WHAT IS NEEDED:
Among these lines, how many include "matériau"? Answer only with the number.

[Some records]
+---+
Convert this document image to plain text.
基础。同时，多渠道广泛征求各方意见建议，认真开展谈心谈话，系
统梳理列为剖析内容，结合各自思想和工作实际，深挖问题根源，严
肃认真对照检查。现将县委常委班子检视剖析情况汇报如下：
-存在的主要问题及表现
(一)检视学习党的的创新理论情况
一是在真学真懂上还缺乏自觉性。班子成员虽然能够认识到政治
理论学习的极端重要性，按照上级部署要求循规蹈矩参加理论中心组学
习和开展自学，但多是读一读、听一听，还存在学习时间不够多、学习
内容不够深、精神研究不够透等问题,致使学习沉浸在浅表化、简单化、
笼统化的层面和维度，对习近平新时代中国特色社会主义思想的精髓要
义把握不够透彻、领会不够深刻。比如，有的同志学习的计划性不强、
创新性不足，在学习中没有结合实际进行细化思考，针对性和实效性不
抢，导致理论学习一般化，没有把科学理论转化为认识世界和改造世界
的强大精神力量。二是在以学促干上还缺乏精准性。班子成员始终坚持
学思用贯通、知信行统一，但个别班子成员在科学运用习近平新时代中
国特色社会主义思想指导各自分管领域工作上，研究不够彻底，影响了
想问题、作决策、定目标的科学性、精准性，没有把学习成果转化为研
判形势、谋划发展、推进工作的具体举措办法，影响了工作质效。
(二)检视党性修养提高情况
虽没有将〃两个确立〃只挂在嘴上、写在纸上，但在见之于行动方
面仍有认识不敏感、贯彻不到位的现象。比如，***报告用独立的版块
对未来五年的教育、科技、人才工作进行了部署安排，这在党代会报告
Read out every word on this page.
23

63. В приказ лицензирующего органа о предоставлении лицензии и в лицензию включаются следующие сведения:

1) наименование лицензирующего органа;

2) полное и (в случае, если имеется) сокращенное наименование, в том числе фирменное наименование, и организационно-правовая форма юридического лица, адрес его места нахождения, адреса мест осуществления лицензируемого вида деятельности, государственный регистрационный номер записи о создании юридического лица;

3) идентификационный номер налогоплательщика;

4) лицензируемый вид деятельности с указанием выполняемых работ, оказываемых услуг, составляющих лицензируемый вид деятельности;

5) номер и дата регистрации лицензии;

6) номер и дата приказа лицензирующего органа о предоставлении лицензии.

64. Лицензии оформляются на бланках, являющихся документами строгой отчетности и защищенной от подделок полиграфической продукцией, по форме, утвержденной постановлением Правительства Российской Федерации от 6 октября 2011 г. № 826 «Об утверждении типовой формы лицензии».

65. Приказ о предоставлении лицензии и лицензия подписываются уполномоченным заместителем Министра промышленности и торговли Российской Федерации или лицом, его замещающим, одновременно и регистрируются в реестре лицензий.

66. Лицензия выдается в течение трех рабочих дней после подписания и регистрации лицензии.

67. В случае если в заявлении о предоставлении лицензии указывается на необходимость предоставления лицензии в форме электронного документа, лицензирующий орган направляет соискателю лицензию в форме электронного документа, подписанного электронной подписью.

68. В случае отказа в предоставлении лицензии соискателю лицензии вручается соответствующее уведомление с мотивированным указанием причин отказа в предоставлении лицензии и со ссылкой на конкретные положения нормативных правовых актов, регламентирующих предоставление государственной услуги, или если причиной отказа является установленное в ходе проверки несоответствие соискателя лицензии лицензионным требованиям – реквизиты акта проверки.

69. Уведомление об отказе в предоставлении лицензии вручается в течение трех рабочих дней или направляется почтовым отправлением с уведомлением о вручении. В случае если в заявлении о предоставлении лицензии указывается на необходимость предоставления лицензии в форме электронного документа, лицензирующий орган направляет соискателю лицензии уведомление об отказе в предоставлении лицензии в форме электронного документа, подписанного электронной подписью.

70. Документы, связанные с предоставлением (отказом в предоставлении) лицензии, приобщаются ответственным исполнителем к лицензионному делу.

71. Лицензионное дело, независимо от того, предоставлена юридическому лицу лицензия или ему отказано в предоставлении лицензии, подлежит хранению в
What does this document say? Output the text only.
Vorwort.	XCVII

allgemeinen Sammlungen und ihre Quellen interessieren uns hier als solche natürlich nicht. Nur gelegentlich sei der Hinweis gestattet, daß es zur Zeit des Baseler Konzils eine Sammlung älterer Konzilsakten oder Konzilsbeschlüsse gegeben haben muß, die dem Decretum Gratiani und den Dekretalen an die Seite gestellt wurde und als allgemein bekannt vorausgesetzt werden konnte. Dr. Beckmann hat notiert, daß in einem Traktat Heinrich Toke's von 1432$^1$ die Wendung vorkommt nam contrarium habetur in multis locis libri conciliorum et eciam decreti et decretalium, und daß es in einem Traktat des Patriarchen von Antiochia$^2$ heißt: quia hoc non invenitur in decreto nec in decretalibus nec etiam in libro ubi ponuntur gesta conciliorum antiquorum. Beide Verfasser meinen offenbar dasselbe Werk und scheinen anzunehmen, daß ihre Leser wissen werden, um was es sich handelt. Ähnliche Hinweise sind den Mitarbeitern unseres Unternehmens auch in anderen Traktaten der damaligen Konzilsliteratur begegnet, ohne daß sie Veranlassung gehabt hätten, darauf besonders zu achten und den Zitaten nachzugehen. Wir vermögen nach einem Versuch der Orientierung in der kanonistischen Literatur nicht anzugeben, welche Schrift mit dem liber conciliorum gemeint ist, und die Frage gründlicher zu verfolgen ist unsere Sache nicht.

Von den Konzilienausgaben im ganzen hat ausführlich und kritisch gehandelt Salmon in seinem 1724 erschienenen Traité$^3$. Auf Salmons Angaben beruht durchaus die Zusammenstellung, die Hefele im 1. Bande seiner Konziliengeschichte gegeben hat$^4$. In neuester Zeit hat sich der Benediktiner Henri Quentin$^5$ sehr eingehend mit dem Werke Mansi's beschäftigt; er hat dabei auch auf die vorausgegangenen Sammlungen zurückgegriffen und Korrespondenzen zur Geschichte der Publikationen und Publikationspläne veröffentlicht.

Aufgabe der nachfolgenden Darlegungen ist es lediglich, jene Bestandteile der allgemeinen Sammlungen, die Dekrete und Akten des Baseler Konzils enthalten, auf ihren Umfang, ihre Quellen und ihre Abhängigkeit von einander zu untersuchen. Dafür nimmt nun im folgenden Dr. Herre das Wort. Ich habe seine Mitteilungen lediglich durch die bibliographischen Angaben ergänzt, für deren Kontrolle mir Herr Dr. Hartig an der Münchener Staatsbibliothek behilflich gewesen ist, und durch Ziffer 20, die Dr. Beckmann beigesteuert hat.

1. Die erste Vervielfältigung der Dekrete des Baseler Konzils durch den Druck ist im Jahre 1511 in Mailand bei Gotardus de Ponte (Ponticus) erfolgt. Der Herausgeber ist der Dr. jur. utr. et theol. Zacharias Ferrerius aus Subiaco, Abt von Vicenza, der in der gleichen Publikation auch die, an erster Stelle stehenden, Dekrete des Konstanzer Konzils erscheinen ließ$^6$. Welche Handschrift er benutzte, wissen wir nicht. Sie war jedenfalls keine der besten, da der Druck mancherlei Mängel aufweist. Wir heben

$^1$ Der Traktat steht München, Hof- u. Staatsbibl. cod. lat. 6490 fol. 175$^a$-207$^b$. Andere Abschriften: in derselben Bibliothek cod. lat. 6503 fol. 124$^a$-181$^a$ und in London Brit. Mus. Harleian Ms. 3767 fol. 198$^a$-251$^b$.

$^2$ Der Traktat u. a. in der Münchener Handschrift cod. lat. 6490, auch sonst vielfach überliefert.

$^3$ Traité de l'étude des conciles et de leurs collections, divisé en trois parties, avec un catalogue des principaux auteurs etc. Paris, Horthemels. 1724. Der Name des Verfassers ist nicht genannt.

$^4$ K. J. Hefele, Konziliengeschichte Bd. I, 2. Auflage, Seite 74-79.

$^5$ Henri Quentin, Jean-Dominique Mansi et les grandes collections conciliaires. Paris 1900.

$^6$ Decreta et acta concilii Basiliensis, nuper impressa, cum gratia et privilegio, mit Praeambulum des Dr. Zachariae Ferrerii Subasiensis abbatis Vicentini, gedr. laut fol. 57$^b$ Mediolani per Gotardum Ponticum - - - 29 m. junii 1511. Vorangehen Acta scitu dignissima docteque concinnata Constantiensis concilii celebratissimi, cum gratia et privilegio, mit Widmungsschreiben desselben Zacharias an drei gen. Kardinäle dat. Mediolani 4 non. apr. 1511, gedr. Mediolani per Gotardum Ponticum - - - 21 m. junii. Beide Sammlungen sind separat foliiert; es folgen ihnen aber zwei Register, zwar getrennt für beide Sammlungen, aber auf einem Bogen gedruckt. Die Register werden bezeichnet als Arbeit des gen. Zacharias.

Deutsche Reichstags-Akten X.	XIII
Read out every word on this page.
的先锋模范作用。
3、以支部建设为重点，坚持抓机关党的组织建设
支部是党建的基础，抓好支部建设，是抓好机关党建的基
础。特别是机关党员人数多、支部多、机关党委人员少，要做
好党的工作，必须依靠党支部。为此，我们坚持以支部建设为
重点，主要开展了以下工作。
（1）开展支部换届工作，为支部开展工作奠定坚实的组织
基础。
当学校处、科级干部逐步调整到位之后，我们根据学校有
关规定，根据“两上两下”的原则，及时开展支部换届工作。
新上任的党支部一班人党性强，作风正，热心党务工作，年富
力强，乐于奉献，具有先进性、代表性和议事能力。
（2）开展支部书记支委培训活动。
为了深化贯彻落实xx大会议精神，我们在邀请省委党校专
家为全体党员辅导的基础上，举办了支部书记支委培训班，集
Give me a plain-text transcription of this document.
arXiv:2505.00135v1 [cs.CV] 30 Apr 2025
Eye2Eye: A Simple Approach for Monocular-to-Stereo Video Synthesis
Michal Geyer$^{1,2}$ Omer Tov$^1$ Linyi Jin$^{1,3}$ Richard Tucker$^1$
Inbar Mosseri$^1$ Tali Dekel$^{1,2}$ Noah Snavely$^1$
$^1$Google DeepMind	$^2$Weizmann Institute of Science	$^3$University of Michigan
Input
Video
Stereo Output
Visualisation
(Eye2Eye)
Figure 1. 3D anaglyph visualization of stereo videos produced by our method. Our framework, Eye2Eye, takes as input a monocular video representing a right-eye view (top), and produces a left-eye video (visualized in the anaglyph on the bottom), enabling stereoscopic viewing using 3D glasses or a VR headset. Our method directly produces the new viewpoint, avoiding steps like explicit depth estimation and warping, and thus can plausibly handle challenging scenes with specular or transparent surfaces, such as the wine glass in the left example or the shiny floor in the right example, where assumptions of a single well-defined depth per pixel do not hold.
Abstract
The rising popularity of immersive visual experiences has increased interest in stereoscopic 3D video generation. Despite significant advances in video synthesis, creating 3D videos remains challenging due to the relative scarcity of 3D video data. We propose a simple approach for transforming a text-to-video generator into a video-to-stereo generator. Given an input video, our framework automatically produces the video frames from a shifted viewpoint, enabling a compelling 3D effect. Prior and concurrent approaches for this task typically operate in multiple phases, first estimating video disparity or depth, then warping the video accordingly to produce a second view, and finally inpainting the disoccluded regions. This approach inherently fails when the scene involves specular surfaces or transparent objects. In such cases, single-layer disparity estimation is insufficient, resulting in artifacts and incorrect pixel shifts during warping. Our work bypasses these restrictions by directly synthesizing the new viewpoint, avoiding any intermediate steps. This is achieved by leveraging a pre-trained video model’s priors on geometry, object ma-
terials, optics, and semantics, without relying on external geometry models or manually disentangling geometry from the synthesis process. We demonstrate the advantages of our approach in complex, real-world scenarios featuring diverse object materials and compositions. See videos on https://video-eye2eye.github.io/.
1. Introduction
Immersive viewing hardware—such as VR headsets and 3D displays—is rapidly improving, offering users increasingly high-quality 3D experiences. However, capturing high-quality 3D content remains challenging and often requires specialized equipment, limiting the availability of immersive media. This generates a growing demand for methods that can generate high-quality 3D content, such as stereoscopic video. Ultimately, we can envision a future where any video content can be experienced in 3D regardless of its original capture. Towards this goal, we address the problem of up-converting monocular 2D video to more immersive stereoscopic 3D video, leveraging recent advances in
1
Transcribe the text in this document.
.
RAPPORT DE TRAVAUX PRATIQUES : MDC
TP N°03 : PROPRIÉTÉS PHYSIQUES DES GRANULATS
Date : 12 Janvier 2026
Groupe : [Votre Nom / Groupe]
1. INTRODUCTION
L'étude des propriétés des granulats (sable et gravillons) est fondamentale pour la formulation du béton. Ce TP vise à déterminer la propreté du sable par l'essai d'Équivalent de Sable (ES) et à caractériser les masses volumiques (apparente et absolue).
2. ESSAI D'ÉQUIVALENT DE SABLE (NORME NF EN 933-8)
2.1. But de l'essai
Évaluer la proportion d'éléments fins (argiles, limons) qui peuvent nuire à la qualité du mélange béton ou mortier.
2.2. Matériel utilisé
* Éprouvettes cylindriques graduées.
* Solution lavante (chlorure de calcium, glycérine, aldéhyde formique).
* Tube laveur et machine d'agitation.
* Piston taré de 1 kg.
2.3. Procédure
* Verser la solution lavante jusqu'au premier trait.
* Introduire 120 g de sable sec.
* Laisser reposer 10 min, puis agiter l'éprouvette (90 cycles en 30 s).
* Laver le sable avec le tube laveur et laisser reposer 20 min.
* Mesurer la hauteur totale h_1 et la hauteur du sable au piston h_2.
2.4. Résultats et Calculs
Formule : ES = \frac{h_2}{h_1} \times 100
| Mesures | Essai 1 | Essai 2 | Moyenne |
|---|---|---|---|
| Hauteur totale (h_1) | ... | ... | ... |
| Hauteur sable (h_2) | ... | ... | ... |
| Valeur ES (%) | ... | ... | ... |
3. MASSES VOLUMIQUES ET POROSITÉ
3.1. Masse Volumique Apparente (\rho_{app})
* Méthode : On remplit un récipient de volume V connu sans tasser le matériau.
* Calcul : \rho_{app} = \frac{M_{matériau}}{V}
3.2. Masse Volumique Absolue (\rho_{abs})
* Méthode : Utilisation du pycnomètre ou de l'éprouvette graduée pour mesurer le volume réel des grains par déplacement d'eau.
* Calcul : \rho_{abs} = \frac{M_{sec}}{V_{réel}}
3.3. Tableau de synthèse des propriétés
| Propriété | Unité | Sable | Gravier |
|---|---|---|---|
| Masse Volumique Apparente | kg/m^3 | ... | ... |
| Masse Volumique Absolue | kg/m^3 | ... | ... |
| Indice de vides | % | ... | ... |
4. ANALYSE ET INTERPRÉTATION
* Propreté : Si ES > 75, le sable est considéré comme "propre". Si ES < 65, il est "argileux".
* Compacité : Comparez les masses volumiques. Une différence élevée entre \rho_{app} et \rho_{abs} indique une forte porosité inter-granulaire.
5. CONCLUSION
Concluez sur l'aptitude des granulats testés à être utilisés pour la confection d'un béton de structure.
+---+
CORRECT RESULT:
2